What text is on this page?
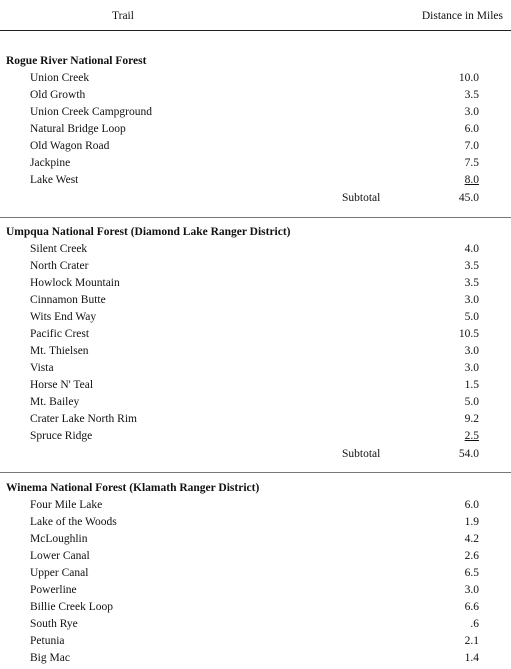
Trail	Distance in Miles
Rogue River National Forest
Union Creek	10.0
Old Growth	3.5
Union Creek Campground	3.0
Natural Bridge Loop	6.0
Old Wagon Road	7.0
Jackpine	7.5
Lake West	8.0
Subtotal	45.0
Umpqua National Forest (Diamond Lake Ranger District)
Silent Creek	4.0
North Crater	3.5
Howlock Mountain	3.5
Cinnamon Butte	3.0
Wits End Way	5.0
Pacific Crest	10.5
Mt. Thielsen	3.0
Vista	3.0
Horse N' Teal	1.5
Mt. Bailey	5.0
Crater Lake North Rim	9.2
Spruce Ridge	2.5
Subtotal	54.0
Winema National Forest (Klamath Ranger District)
Four Mile Lake	6.0
Lake of the Woods	1.9
McLoughlin	4.2
Lower Canal	2.6
Upper Canal	6.5
Powerline	3.0
Billie Creek Loop	6.6
South Rye	.6
Petunia	2.1
Big Mac	1.4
§ §
Stated goal:
The records above must be transcribed exactly. Pictures are left out of the copy.

The output:
What text is on this page?
Trail	Distance in Miles
Rogue River National Forest
Union Creek	10.0
Old Growth	3.5
Union Creek Campground	3.0
Natural Bridge Loop	6.0
Old Wagon Road	7.0
Jackpine	7.5
Lake West	8.0
Subtotal	45.0
Umpqua National Forest (Diamond Lake Ranger District)
Silent Creek	4.0
North Crater	3.5
Howlock Mountain	3.5
Cinnamon Butte	3.0
Wits End Way	5.0
Pacific Crest	10.5
Mt. Thielsen	3.0
Vista	3.0
Horse N' Teal	1.5
Mt. Bailey	5.0
Crater Lake North Rim	9.2
Spruce Ridge	2.5
Subtotal	54.0
Winema National Forest (Klamath Ranger District)
Four Mile Lake	6.0
Lake of the Woods	1.9
McLoughlin	4.2
Lower Canal	2.6
Upper Canal	6.5
Powerline	3.0
Billie Creek Loop	6.6
South Rye	.6
Petunia	2.1
Big Mac	1.4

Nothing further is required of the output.